[ENTRIES SHOWN]
>>>
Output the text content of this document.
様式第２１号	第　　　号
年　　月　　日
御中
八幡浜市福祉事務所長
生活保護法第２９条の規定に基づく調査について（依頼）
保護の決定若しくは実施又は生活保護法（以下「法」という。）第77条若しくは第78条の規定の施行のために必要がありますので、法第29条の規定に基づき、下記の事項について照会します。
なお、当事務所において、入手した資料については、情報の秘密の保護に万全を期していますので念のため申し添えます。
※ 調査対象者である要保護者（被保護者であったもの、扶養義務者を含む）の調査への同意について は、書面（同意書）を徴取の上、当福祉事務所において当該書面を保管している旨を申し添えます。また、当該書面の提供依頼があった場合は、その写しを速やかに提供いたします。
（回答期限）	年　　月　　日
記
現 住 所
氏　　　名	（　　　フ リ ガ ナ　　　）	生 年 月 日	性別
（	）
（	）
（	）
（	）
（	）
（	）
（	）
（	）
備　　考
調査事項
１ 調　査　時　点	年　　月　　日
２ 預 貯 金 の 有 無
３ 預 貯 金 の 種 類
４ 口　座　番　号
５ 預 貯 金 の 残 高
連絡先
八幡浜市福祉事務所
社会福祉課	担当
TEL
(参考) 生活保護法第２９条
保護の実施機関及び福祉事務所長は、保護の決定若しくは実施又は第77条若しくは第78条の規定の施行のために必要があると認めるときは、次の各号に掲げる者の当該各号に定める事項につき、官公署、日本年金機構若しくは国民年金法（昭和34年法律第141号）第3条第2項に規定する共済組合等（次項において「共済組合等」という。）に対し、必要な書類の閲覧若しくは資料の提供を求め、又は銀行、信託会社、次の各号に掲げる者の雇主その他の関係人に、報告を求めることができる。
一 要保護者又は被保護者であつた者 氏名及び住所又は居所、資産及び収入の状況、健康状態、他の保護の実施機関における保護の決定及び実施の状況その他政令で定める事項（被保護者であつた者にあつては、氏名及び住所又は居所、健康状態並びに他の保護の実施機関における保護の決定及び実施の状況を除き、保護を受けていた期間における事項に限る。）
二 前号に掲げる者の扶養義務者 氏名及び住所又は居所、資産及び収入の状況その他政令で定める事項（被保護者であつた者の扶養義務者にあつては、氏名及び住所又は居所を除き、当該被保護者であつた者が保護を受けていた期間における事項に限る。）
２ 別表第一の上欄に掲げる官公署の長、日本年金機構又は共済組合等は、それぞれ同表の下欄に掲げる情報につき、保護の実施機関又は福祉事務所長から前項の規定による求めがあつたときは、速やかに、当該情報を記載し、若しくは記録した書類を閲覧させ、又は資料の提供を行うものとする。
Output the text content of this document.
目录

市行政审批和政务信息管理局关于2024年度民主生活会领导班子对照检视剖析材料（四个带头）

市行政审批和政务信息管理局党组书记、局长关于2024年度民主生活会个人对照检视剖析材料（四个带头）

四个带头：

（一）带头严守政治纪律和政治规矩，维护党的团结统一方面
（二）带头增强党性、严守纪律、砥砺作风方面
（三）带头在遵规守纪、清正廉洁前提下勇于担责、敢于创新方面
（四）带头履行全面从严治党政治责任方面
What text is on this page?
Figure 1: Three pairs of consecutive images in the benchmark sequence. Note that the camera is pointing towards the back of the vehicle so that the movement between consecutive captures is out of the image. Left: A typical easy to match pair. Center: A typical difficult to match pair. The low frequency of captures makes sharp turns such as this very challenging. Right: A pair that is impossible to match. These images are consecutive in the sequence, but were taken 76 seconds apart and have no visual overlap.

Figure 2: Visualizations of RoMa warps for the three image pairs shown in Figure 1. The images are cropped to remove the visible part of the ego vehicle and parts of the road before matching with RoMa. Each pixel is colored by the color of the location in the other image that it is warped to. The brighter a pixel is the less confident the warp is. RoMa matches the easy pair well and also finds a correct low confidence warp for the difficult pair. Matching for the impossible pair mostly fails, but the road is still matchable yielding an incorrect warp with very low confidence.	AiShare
<<<
[WHAT IS BEING ASKED]
Write out every record verbatim.

[RESPONSE BELOW]
Output the text content of this document.
様式第２１号	第　　　号
年　　月　　日
御中
八幡浜市福祉事務所長
生活保護法第２９条の規定に基づく調査について（依頼）
保護の決定若しくは実施又は生活保護法（以下「法」という。）第77条若しくは第78条の規定の施行のために必要がありますので、法第29条の規定に基づき、下記の事項について照会します。
なお、当事務所において、入手した資料については、情報の秘密の保護に万全を期していますので念のため申し添えます。
※ 調査対象者である要保護者（被保護者であったもの、扶養義務者を含む）の調査への同意について は、書面（同意書）を徴取の上、当福祉事務所において当該書面を保管している旨を申し添えます。また、当該書面の提供依頼があった場合は、その写しを速やかに提供いたします。
（回答期限）	年　　月　　日
記
現 住 所
氏　　　名	（　　　フ リ ガ ナ　　　）	生 年 月 日	性別
（	）
（	）
（	）
（	）
（	）
（	）
（	）
（	）
備　　考
調査事項
１ 調　査　時　点	年　　月　　日
２ 預 貯 金 の 有 無
３ 預 貯 金 の 種 類
４ 口　座　番　号
５ 預 貯 金 の 残 高
連絡先
八幡浜市福祉事務所
社会福祉課	担当
TEL
(参考) 生活保護法第２９条
保護の実施機関及び福祉事務所長は、保護の決定若しくは実施又は第77条若しくは第78条の規定の施行のために必要があると認めるときは、次の各号に掲げる者の当該各号に定める事項につき、官公署、日本年金機構若しくは国民年金法（昭和34年法律第141号）第3条第2項に規定する共済組合等（次項において「共済組合等」という。）に対し、必要な書類の閲覧若しくは資料の提供を求め、又は銀行、信託会社、次の各号に掲げる者の雇主その他の関係人に、報告を求めることができる。
一 要保護者又は被保護者であつた者 氏名及び住所又は居所、資産及び収入の状況、健康状態、他の保護の実施機関における保護の決定及び実施の状況その他政令で定める事項（被保護者であつた者にあつては、氏名及び住所又は居所、健康状態並びに他の保護の実施機関における保護の決定及び実施の状況を除き、保護を受けていた期間における事項に限る。）
二 前号に掲げる者の扶養義務者 氏名及び住所又は居所、資産及び収入の状況その他政令で定める事項（被保護者であつた者の扶養義務者にあつては、氏名及び住所又は居所を除き、当該被保護者であつた者が保護を受けていた期間における事項に限る。）
２ 別表第一の上欄に掲げる官公署の長、日本年金機構又は共済組合等は、それぞれ同表の下欄に掲げる情報につき、保護の実施機関又は福祉事務所長から前項の規定による求めがあつたときは、速やかに、当該情報を記載し、若しくは記録した書類を閲覧させ、又は資料の提供を行うものとする。
Output the text content of this document.
目录

市行政审批和政务信息管理局关于2024年度民主生活会领导班子对照检视剖析材料（四个带头）

市行政审批和政务信息管理局党组书记、局长关于2024年度民主生活会个人对照检视剖析材料（四个带头）

四个带头：

（一）带头严守政治纪律和政治规矩，维护党的团结统一方面
（二）带头增强党性、严守纪律、砥砺作风方面
（三）带头在遵规守纪、清正廉洁前提下勇于担责、敢于创新方面
（四）带头履行全面从严治党政治责任方面
What text is on this page?
Figure 1: Three pairs of consecutive images in the benchmark sequence. Note that the camera is pointing towards the back of the vehicle so that the movement between consecutive captures is out of the image. Left: A typical easy to match pair. Center: A typical difficult to match pair. The low frequency of captures makes sharp turns such as this very challenging. Right: A pair that is impossible to match. These images are consecutive in the sequence, but were taken 76 seconds apart and have no visual overlap.

Figure 2: Visualizations of RoMa warps for the three image pairs shown in Figure 1. The images are cropped to remove the visible part of the ego vehicle and parts of the road before matching with RoMa. Each pixel is colored by the color of the location in the other image that it is warped to. The brighter a pixel is the less confident the warp is. RoMa matches the easy pair well and also finds a correct low confidence warp for the difficult pair. Matching for the impossible pair mostly fails, but the road is still matchable yielding an incorrect warp with very low confidence.	AiShare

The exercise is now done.